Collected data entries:
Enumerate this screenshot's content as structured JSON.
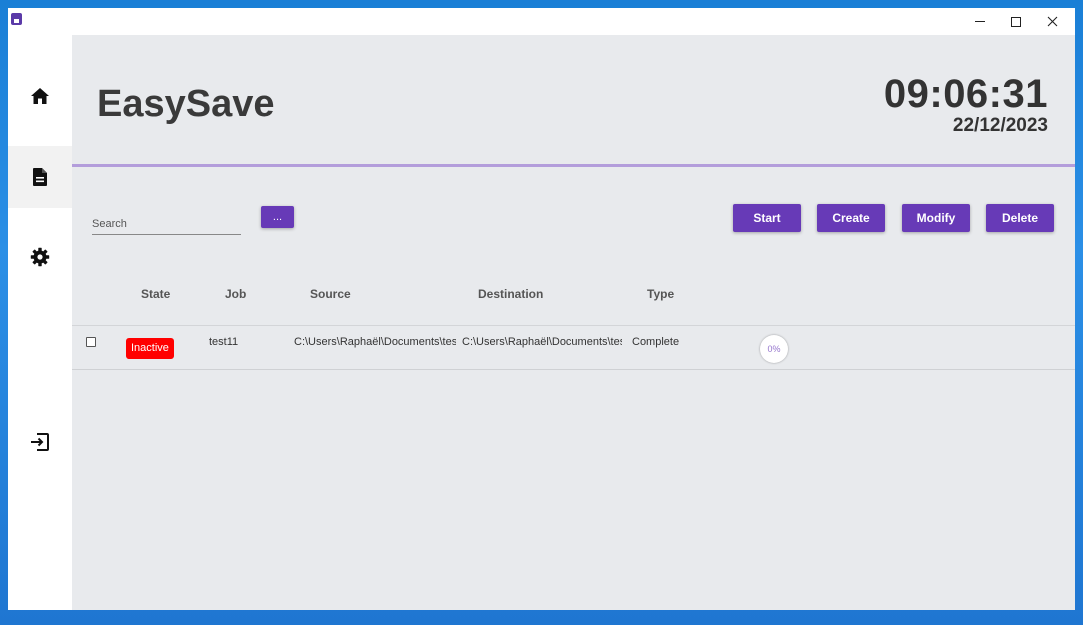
{
  "window": {
    "controls": {
      "minimize": "–",
      "maximize": "□",
      "close": "✕"
    }
  },
  "sidebar": {
    "items": [
      {
        "icon": "home-icon",
        "active": false
      },
      {
        "icon": "document-icon",
        "active": true
      },
      {
        "icon": "gear-icon",
        "active": false
      },
      {
        "icon": "exit-icon",
        "active": false
      }
    ]
  },
  "header": {
    "title": "EasySave",
    "time": "09:06:31",
    "date": "22/12/2023"
  },
  "toolbar": {
    "search_placeholder": "Search",
    "search_button_label": "...",
    "start_label": "Start",
    "create_label": "Create",
    "modify_label": "Modify",
    "delete_label": "Delete"
  },
  "table": {
    "columns": [
      "State",
      "Job",
      "Source",
      "Destination",
      "Type"
    ],
    "rows": [
      {
        "checked": false,
        "state": "Inactive",
        "job": "test11",
        "source": "C:\\Users\\Raphaël\\Documents\\tes",
        "destination": "C:\\Users\\Raphaël\\Documents\\tes",
        "type": "Complete",
        "progress": "0%"
      }
    ]
  },
  "colors": {
    "accent": "#673ab7",
    "divider": "#b39ddb",
    "inactive": "#ff0000",
    "background": "#e8eaed"
  }
}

PROBLEM =>
Leave out the pictures and copy everything else in the records word for word.

FULL RESPONSE =>
Enumerate this screenshot's content as structured JSON.
{
  "window": {
    "controls": {
      "minimize": "–",
      "maximize": "□",
      "close": "✕"
    }
  },
  "sidebar": {
    "items": [
      {
        "icon": "home-icon",
        "active": false
      },
      {
        "icon": "document-icon",
        "active": true
      },
      {
        "icon": "gear-icon",
        "active": false
      },
      {
        "icon": "exit-icon",
        "active": false
      }
    ]
  },
  "header": {
    "title": "EasySave",
    "time": "09:06:31",
    "date": "22/12/2023"
  },
  "toolbar": {
    "search_placeholder": "Search",
    "search_button_label": "...",
    "start_label": "Start",
    "create_label": "Create",
    "modify_label": "Modify",
    "delete_label": "Delete"
  },
  "table": {
    "columns": [
      "State",
      "Job",
      "Source",
      "Destination",
      "Type"
    ],
    "rows": [
      {
        "checked": false,
        "state": "Inactive",
        "job": "test11",
        "source": "C:\\Users\\Raphaël\\Documents\\tes",
        "destination": "C:\\Users\\Raphaël\\Documents\\tes",
        "type": "Complete",
        "progress": "0%"
      }
    ]
  },
  "colors": {
    "accent": "#673ab7",
    "divider": "#b39ddb",
    "inactive": "#ff0000",
    "background": "#e8eaed"
  }
}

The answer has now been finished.